> TASK INPUTS
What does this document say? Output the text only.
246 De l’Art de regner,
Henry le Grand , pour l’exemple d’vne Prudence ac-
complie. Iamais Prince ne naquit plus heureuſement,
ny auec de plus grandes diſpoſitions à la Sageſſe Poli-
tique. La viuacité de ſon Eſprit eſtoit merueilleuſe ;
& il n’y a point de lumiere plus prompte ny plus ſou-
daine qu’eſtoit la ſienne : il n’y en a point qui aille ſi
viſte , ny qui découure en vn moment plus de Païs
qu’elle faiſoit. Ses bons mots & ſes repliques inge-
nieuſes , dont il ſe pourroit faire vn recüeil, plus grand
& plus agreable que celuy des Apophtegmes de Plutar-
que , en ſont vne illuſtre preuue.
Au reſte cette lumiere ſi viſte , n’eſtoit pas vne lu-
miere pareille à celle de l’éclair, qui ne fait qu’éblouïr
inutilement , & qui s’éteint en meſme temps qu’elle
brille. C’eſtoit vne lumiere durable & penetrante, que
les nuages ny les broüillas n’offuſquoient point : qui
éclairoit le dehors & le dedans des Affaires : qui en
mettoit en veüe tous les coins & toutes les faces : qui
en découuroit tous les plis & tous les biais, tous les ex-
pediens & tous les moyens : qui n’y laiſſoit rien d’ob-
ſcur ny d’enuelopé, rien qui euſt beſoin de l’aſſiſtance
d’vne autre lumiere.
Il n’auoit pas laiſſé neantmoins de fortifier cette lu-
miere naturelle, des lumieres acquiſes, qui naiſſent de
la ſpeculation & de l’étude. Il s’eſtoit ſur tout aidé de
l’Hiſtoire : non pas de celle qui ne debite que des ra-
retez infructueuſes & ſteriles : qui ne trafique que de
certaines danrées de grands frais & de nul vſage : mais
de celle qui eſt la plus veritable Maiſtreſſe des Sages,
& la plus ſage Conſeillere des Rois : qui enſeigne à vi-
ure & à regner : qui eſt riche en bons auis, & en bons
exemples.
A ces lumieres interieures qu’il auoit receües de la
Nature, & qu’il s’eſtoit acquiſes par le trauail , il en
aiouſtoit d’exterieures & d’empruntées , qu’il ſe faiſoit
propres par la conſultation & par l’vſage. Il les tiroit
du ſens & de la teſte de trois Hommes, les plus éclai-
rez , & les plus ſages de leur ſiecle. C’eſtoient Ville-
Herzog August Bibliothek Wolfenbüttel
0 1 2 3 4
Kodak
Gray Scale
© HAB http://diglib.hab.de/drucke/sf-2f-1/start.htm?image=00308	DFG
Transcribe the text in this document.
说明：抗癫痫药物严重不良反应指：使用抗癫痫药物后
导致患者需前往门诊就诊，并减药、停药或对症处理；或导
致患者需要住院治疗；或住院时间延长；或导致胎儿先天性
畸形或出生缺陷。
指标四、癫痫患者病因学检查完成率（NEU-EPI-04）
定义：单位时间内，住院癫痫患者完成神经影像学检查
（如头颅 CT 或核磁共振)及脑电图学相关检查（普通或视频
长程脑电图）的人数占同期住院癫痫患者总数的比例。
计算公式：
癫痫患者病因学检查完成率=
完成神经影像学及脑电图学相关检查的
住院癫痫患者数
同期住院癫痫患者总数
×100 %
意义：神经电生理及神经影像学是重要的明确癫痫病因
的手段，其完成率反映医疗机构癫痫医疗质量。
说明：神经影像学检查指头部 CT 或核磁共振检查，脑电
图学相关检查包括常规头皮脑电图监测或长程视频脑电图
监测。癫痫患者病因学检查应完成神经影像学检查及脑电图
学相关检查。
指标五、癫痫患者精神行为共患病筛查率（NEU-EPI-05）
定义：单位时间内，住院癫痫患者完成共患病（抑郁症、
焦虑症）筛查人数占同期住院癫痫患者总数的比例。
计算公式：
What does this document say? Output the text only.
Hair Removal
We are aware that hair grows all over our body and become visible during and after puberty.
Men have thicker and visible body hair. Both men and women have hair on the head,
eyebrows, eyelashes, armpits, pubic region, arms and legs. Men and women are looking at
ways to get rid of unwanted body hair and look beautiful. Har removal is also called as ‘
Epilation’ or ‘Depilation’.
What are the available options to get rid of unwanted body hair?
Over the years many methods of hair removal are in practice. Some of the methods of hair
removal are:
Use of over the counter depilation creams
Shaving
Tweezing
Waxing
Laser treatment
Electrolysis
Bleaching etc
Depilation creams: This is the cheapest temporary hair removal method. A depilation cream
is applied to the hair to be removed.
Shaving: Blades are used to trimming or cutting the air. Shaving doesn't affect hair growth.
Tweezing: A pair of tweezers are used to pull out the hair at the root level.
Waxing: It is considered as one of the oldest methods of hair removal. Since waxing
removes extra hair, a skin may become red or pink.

> WORK TO DO
Your task is to give the records above again, exactly.

> FINAL ANSWER
What does this document say? Output the text only.
246 De l’Art de regner,
Henry le Grand , pour l’exemple d’vne Prudence ac-
complie. Iamais Prince ne naquit plus heureuſement,
ny auec de plus grandes diſpoſitions à la Sageſſe Poli-
tique. La viuacité de ſon Eſprit eſtoit merueilleuſe ;
& il n’y a point de lumiere plus prompte ny plus ſou-
daine qu’eſtoit la ſienne : il n’y en a point qui aille ſi
viſte , ny qui découure en vn moment plus de Païs
qu’elle faiſoit. Ses bons mots & ſes repliques inge-
nieuſes , dont il ſe pourroit faire vn recüeil, plus grand
& plus agreable que celuy des Apophtegmes de Plutar-
que , en ſont vne illuſtre preuue.
Au reſte cette lumiere ſi viſte , n’eſtoit pas vne lu-
miere pareille à celle de l’éclair, qui ne fait qu’éblouïr
inutilement , & qui s’éteint en meſme temps qu’elle
brille. C’eſtoit vne lumiere durable & penetrante, que
les nuages ny les broüillas n’offuſquoient point : qui
éclairoit le dehors & le dedans des Affaires : qui en
mettoit en veüe tous les coins & toutes les faces : qui
en découuroit tous les plis & tous les biais, tous les ex-
pediens & tous les moyens : qui n’y laiſſoit rien d’ob-
ſcur ny d’enuelopé, rien qui euſt beſoin de l’aſſiſtance
d’vne autre lumiere.
Il n’auoit pas laiſſé neantmoins de fortifier cette lu-
miere naturelle, des lumieres acquiſes, qui naiſſent de
la ſpeculation & de l’étude. Il s’eſtoit ſur tout aidé de
l’Hiſtoire : non pas de celle qui ne debite que des ra-
retez infructueuſes & ſteriles : qui ne trafique que de
certaines danrées de grands frais & de nul vſage : mais
de celle qui eſt la plus veritable Maiſtreſſe des Sages,
& la plus ſage Conſeillere des Rois : qui enſeigne à vi-
ure & à regner : qui eſt riche en bons auis, & en bons
exemples.
A ces lumieres interieures qu’il auoit receües de la
Nature, & qu’il s’eſtoit acquiſes par le trauail , il en
aiouſtoit d’exterieures & d’empruntées , qu’il ſe faiſoit
propres par la conſultation & par l’vſage. Il les tiroit
du ſens & de la teſte de trois Hommes, les plus éclai-
rez , & les plus ſages de leur ſiecle. C’eſtoient Ville-
Herzog August Bibliothek Wolfenbüttel
0 1 2 3 4
Kodak
Gray Scale
© HAB http://diglib.hab.de/drucke/sf-2f-1/start.htm?image=00308	DFG
Transcribe the text in this document.
说明：抗癫痫药物严重不良反应指：使用抗癫痫药物后
导致患者需前往门诊就诊，并减药、停药或对症处理；或导
致患者需要住院治疗；或住院时间延长；或导致胎儿先天性
畸形或出生缺陷。
指标四、癫痫患者病因学检查完成率（NEU-EPI-04）
定义：单位时间内，住院癫痫患者完成神经影像学检查
（如头颅 CT 或核磁共振)及脑电图学相关检查（普通或视频
长程脑电图）的人数占同期住院癫痫患者总数的比例。
计算公式：
癫痫患者病因学检查完成率=
完成神经影像学及脑电图学相关检查的
住院癫痫患者数
同期住院癫痫患者总数
×100 %
意义：神经电生理及神经影像学是重要的明确癫痫病因
的手段，其完成率反映医疗机构癫痫医疗质量。
说明：神经影像学检查指头部 CT 或核磁共振检查，脑电
图学相关检查包括常规头皮脑电图监测或长程视频脑电图
监测。癫痫患者病因学检查应完成神经影像学检查及脑电图
学相关检查。
指标五、癫痫患者精神行为共患病筛查率（NEU-EPI-05）
定义：单位时间内，住院癫痫患者完成共患病（抑郁症、
焦虑症）筛查人数占同期住院癫痫患者总数的比例。
计算公式：
What does this document say? Output the text only.
Hair Removal
We are aware that hair grows all over our body and become visible during and after puberty.
Men have thicker and visible body hair. Both men and women have hair on the head,
eyebrows, eyelashes, armpits, pubic region, arms and legs. Men and women are looking at
ways to get rid of unwanted body hair and look beautiful. Har removal is also called as ‘
Epilation’ or ‘Depilation’.
What are the available options to get rid of unwanted body hair?
Over the years many methods of hair removal are in practice. Some of the methods of hair
removal are:
Use of over the counter depilation creams
Shaving
Tweezing
Waxing
Laser treatment
Electrolysis
Bleaching etc
Depilation creams: This is the cheapest temporary hair removal method. A depilation cream
is applied to the hair to be removed.
Shaving: Blades are used to trimming or cutting the air. Shaving doesn't affect hair growth.
Tweezing: A pair of tweezers are used to pull out the hair at the root level.
Waxing: It is considered as one of the oldest methods of hair removal. Since waxing
removes extra hair, a skin may become red or pink.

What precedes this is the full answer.